Разом вынужден он был навсегда отказаться и от алкоголя, и от никотина. А в прежнюю пору много дымил сигаретами. Помнится, года через полтора извинялся передо мной за угрюмство свое в последний период, говорил, что все это время находился в смурном и подавленном состоянии духа, совсем не мог работать. К спиртному же он с тех пор стал относиться сторонне равнодушно, даже угощал иногда, когда в дому вдруг по какому-либо поводу наличествовала выпивка, и сам, присутствуя в застолье, никакого неудовольствия не проявлял, а вот курения рядом с собой переносить не мог.
И в последовавшие свои годы при встречах представал он, как прежде — приветливо и доброжелательно спокойным, только подчас бывал более обычного молчаливым да неожиданно моментами как-то по-странному одними губами улыбался. Теперь, думается, я верно догадываюсь, что это — болевые гримасы… Да десяток лет (впрочем, так — если по общему календарю) Андрей Павлович Ромашов подвижнически одолевал сокрушительные свои недуги, а еще подымал и подымал насущные свои произведения.
Первой его подаренной мне книжкой оказалась последняя, вышедшая у него в Перми — выпущенный в 1981-м 2-м изданием сборник “Повести” (включивший “Одолень-траву”, “Первый снег” и “Старую пашню”). Три сборника повестей выходили при жизни писателя в Свердловске—Екатеринбурге, в Средне-Уральском книжном издательстве. Кроме отмечавшейся уже книжки “Повести” (“Одолень-трава”, “Первый снег” и “Диофантовы уравнения”), изданной в 1983-м, — в 1986-м переизданы были ранние его повести “Лесные всадники” и “Земля для всех” (в сборнике под общим названием “Земля для всех. Исторические повести”). Выпуск соотносили со сроком оформления автору возрастной пенсии, дабы хоть сколько-то увеличить ее размер — но сумма оказалась все равно очень маленькой (точно произнести не смогу, опять же нет у меня памяти на цифры). Последним прижизненным изданием у Андрея Павловича стала его книга, выпущенная в 1991-м в серии “Уральская библиотека” — “Одолень-трава. Повести” (в которую вошли “Земля для всех”, “Одолень-трава”, “Первый снег” и “Диофантовы уравнения”).

> **КОРОТКОЕ ЗАДАНИЕ A**
Перепишите часть исходного текста, начиная со слов «Разом вынужден он» и заканчивая словами «переносить не мог.», заменив «никотина» на «табака».
Записи, которые идут дальше, к этому тексту отношения не имеют.

> **ПОКАЗАННЫЕ ЗАПИСИ**
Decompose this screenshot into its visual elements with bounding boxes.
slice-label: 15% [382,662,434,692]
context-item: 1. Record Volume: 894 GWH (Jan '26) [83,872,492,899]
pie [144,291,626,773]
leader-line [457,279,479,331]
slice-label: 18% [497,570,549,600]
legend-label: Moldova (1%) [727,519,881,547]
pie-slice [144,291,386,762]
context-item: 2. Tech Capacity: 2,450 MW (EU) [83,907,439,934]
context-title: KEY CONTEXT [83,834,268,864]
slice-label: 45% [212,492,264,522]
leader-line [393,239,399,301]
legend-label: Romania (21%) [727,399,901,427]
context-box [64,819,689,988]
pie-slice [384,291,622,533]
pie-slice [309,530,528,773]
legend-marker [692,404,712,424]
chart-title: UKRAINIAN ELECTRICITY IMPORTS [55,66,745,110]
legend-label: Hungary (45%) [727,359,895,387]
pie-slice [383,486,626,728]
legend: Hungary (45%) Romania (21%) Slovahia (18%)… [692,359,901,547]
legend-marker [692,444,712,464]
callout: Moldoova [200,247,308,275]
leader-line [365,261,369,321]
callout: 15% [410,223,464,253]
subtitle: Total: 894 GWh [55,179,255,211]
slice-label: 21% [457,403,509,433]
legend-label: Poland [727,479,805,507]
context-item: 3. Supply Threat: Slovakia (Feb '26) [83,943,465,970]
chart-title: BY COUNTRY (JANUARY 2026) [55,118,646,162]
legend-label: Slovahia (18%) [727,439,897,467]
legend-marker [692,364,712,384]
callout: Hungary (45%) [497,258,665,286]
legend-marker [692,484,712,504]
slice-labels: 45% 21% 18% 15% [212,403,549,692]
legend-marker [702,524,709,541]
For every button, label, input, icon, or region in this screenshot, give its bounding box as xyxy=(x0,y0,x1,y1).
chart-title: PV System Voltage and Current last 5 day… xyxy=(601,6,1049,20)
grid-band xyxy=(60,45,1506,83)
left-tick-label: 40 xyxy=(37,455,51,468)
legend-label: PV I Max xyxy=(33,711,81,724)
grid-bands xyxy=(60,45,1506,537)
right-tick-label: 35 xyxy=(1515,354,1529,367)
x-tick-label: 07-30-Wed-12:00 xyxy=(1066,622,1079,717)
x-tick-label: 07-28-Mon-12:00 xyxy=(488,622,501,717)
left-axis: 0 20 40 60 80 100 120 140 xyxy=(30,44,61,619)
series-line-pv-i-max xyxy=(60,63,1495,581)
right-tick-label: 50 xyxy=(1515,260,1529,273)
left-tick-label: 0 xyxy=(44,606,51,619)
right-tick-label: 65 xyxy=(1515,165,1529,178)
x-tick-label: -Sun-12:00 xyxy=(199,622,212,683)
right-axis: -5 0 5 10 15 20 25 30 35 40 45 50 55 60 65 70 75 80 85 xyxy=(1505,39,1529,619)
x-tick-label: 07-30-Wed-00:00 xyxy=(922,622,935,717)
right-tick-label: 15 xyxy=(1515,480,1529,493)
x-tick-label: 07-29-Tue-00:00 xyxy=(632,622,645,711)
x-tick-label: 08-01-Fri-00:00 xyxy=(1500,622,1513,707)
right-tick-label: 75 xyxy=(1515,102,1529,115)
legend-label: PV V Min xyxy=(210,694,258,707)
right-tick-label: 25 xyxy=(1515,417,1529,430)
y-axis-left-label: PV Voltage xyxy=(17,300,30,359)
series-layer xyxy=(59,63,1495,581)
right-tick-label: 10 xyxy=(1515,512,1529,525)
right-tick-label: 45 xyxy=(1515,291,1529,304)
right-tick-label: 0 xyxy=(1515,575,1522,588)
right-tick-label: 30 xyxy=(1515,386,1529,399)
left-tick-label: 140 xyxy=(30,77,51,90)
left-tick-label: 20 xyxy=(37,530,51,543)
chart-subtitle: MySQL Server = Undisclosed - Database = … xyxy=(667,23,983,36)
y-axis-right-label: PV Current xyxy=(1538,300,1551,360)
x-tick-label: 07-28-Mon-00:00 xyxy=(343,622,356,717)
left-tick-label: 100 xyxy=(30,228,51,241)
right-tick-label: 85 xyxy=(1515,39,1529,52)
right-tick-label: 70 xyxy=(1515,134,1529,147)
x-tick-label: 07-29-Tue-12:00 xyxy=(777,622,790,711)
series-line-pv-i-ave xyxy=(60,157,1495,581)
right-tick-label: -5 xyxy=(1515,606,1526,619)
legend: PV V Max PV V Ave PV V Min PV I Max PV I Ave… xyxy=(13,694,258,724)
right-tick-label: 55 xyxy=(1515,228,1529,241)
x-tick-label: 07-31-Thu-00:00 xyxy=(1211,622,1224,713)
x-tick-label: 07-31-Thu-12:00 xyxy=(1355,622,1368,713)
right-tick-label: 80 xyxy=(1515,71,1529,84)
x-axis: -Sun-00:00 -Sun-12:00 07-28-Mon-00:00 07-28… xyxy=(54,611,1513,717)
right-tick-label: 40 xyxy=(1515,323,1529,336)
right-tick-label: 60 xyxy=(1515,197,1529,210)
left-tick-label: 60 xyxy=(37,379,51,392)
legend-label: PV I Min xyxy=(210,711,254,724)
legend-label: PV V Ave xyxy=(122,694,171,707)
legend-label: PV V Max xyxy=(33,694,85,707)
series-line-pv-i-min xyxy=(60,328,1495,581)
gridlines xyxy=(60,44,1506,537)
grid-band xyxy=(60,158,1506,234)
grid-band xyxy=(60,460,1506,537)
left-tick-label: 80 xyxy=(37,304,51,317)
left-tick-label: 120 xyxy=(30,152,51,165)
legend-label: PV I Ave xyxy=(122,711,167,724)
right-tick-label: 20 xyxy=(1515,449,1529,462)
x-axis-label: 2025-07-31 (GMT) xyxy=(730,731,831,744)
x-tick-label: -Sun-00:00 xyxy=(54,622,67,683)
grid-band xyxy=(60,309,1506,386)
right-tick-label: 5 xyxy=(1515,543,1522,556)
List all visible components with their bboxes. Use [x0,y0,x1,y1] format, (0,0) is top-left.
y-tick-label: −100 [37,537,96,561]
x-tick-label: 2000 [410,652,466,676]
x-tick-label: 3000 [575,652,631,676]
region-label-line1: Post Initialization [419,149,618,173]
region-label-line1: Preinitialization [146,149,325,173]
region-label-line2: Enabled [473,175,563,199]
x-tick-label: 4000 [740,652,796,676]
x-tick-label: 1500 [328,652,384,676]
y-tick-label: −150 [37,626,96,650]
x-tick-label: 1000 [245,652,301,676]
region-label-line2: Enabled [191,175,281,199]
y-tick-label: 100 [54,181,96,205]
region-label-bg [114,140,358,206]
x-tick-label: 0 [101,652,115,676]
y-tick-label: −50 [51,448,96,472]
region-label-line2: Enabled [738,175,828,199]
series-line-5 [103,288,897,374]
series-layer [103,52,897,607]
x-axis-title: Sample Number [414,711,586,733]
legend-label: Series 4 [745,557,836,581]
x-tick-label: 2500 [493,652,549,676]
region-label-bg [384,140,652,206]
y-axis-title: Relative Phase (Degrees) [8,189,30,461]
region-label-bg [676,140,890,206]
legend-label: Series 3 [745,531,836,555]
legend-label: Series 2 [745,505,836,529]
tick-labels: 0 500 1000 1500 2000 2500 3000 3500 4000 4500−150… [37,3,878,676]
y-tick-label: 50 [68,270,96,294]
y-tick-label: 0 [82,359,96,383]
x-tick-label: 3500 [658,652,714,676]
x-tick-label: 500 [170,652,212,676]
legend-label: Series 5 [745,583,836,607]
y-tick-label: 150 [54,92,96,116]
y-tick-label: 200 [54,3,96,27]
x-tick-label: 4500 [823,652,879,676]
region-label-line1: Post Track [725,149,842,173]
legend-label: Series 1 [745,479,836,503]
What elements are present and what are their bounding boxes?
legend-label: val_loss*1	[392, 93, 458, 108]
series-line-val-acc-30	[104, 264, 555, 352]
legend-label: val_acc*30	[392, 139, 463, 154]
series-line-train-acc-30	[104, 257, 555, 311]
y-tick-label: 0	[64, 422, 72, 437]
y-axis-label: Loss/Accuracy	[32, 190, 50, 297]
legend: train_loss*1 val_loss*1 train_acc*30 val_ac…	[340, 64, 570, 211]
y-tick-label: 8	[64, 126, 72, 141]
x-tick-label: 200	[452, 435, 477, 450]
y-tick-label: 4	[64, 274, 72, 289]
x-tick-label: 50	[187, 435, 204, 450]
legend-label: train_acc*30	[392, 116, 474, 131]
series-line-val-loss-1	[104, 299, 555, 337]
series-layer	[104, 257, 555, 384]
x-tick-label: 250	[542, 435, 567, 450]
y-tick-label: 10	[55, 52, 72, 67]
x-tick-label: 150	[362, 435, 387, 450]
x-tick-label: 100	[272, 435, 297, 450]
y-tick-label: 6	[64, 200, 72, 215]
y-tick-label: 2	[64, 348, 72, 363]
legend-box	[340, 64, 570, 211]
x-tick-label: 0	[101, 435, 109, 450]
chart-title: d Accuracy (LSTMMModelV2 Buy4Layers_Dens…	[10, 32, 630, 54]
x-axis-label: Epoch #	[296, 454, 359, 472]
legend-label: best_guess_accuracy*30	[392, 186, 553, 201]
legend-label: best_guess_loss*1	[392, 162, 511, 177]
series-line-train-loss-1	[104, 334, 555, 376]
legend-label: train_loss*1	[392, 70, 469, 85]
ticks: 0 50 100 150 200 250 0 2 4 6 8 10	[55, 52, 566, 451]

> **КОРОТКОЕ ЗАДАНИЕ B**
Оформите записи в виде таблицы Markdown, начиная с самой первой строки и заканчивая строкой, где есть «left-axis: 0 20». В колонке «№» поставьте номер по порядку, в колонке «Строка» запишите саму строку, а пустые строки пропустите.

> **ПРАВИЛЬНЫЙ ОТВЕТ A**
Разом вынужден он был навсегда отказаться и от алкоголя, и от табака. А в прежнюю пору много дымил сигаретами. Помнится, года через полтора извинялся передо мной за угрюмство свое в последний период, говорил, что все это время находился в смурном и подавленном состоянии духа, совсем не мог работать. К спиртному же он с тех пор стал относиться сторонне равнодушно, даже угощал иногда, когда в дому вдруг по какому-либо поводу наличествовала выпивка, и сам, присутствуя в застолье, никакого неудовольствия не проявлял, а вот курения рядом с собой переносить не мог.

> **ПРАВИЛЬНЫЙ ОТВЕТ B**
| № | Строка |
|---|---|
| 1 | Decompose this screenshot into its visual elements with bounding boxes. |
| 2 | slice-label: 15% [382,662,434,692] |
| 3 | context-item: 1. Record Volume: 894 GWH (Jan '26) [83,872,492,899] |
| 4 | pie [144,291,626,773] |
| 5 | leader-line [457,279,479,331] |
| 6 | slice-label: 18% [497,570,549,600] |
| 7 | legend-label: Moldova (1%) [727,519,881,547] |
| 8 | pie-slice [144,291,386,762] |
| 9 | context-item: 2. Tech Capacity: 2,450 MW (EU) [83,907,439,934] |
| 10 | context-title: KEY CONTEXT [83,834,268,864] |
| 11 | slice-label: 45% [212,492,264,522] |
| 12 | leader-line [393,239,399,301] |
| 13 | legend-label: Romania (21%) [727,399,901,427] |
| 14 | context-box [64,819,689,988] |
| 15 | pie-slice [384,291,622,533] |
| 16 | pie-slice [309,530,528,773] |
| 17 | legend-marker [692,404,712,424] |
| 18 | chart-title: UKRAINIAN ELECTRICITY IMPORTS [55,66,745,110] |
| 19 | legend-label: Hungary (45%) [727,359,895,387] |
| 20 | pie-slice [383,486,626,728] |
| 21 | legend: Hungary (45%) Romania (21%) Slovahia (18%)… [692,359,901,547] |
| 22 | legend-marker [692,444,712,464] |
| 23 | callout: Moldoova [200,247,308,275] |
| 24 | leader-line [365,261,369,321] |
| 25 | callout: 15% [410,223,464,253] |
| 26 | subtitle: Total: 894 GWh [55,179,255,211] |
| 27 | slice-label: 21% [457,403,509,433] |
| 28 | legend-label: Poland [727,479,805,507] |
| 29 | context-item: 3. Supply Threat: Slovakia (Feb '26) [83,943,465,970] |
| 30 | chart-title: BY COUNTRY (JANUARY 2026) [55,118,646,162] |
| 31 | legend-label: Slovahia (18%) [727,439,897,467] |
| 32 | legend-marker [692,364,712,384] |
| 33 | callout: Hungary (45%) [497,258,665,286] |
| 34 | legend-marker [692,484,712,504] |
| 35 | slice-labels: 45% 21% 18% 15% [212,403,549,692] |
| 36 | legend-marker [702,524,709,541] |
| 37 | For every button, label, input, icon, or region in this screenshot, give its bounding box as xyxy=(x0,y0,x1,y1). |
| 38 | chart-title: PV System Voltage and Current last 5 day… xyxy=(601,6,1049,20) |
| 39 | grid-band xyxy=(60,45,1506,83) |
| 40 | left-tick-label: 40 xyxy=(37,455,51,468) |
| 41 | legend-label: PV I Max xyxy=(33,711,81,724) |
| 42 | grid-bands xyxy=(60,45,1506,537) |
| 43 | right-tick-label: 35 xyxy=(1515,354,1529,367) |
| 44 | x-tick-label: 07-30-Wed-12:00 xyxy=(1066,622,1079,717) |
| 45 | x-tick-label: 07-28-Mon-12:00 xyxy=(488,622,501,717) |
| 46 | left-axis: 0 20 40 60 80 100 120 140 xyxy=(30,44,61,619) |